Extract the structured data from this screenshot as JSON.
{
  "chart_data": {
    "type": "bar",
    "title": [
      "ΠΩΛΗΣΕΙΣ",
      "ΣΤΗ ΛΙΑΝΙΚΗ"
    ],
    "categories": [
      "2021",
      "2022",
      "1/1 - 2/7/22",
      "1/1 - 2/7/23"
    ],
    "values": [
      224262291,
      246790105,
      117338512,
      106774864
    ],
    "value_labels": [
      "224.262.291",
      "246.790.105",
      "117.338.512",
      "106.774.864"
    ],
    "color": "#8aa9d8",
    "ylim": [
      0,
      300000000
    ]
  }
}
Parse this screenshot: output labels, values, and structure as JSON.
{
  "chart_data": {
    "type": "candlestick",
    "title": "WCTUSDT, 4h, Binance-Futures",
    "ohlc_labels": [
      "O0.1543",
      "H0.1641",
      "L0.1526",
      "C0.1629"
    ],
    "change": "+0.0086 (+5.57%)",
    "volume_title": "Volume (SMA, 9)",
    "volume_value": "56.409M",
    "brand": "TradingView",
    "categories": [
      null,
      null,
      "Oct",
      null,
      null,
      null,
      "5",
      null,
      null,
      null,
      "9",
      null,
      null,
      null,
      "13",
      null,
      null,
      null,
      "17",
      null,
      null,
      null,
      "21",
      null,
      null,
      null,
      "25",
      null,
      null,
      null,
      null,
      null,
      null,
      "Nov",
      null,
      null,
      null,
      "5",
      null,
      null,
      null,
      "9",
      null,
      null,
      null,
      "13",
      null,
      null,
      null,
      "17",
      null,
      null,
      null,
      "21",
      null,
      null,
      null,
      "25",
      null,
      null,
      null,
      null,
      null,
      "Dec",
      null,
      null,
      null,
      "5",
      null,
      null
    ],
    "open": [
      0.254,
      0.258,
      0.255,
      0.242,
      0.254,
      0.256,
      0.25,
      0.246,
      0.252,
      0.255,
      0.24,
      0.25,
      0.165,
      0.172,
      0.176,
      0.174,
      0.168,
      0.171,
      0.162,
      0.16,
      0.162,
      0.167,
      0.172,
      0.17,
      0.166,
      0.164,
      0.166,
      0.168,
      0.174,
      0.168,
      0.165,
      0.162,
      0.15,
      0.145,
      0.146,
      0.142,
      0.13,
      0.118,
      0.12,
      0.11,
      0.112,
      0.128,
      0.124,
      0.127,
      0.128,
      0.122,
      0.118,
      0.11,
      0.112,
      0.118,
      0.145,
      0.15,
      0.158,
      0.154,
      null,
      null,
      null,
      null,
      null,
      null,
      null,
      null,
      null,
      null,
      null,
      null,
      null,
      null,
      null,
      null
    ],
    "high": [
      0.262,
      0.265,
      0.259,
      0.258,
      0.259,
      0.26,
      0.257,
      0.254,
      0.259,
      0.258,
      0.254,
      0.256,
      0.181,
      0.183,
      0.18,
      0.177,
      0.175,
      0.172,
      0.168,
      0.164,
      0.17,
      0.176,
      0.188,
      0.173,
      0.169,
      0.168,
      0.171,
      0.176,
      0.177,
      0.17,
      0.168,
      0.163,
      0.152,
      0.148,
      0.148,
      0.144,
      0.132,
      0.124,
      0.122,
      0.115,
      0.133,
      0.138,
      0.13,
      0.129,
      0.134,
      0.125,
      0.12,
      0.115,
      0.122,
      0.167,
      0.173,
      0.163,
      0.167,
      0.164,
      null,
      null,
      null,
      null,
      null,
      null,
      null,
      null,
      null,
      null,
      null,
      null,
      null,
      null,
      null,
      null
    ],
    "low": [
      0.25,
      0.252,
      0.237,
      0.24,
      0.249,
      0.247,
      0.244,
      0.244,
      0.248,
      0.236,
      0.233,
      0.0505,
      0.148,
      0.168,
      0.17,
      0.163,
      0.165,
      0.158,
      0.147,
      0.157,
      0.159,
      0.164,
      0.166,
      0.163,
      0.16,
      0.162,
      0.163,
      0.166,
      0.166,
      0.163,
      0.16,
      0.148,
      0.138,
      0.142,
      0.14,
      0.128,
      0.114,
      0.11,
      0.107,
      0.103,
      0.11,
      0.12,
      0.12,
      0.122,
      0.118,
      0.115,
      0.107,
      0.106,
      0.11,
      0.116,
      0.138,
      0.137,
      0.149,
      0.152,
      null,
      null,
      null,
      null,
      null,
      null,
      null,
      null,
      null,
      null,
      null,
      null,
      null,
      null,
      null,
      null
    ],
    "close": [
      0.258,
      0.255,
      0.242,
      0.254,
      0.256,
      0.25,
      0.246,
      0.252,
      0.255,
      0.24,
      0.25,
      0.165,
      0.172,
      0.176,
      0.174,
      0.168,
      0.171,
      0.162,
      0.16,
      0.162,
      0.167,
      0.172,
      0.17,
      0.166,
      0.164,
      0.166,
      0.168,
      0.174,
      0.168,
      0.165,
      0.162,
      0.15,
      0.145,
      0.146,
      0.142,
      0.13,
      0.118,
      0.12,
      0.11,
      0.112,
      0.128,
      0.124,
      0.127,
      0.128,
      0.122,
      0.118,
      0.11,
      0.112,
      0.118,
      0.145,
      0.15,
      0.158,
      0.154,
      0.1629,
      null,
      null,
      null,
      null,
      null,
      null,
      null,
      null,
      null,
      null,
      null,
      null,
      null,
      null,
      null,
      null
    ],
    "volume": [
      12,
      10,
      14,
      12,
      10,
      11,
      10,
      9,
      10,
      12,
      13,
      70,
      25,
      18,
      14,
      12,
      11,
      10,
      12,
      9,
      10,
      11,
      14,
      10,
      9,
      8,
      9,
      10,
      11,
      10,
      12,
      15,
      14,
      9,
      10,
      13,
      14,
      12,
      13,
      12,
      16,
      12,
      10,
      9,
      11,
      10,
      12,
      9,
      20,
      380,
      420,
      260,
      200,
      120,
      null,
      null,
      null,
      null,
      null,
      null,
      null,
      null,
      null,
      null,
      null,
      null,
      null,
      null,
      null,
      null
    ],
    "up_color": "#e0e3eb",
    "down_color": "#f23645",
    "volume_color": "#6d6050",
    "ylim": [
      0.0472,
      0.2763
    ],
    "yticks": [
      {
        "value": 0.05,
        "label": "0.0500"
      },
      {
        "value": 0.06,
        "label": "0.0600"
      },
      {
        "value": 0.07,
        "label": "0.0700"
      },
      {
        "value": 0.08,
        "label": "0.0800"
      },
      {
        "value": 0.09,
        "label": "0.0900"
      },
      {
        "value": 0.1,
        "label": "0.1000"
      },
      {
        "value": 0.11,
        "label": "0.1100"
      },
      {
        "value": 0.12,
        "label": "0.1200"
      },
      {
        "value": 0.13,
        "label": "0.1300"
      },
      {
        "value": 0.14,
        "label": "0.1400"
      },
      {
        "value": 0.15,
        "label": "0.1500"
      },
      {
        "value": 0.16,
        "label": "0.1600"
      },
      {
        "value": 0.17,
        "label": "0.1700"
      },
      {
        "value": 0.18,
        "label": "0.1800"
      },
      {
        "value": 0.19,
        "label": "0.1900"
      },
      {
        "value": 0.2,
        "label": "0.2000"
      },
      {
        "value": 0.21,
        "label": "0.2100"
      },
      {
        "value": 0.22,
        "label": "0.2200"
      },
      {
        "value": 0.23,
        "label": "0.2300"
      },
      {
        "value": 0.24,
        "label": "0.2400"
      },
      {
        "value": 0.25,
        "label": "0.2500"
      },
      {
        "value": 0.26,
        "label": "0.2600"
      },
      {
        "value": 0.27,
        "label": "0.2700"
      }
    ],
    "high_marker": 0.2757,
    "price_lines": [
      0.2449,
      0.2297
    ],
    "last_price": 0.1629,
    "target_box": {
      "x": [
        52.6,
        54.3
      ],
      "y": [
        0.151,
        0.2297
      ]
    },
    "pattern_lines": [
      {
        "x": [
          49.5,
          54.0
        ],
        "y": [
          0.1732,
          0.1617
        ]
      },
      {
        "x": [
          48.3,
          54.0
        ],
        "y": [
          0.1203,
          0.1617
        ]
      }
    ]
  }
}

> Directions for this task
Determine how many lines above contain "screenshot" as a word or string. Give the number alone.

> Written response
2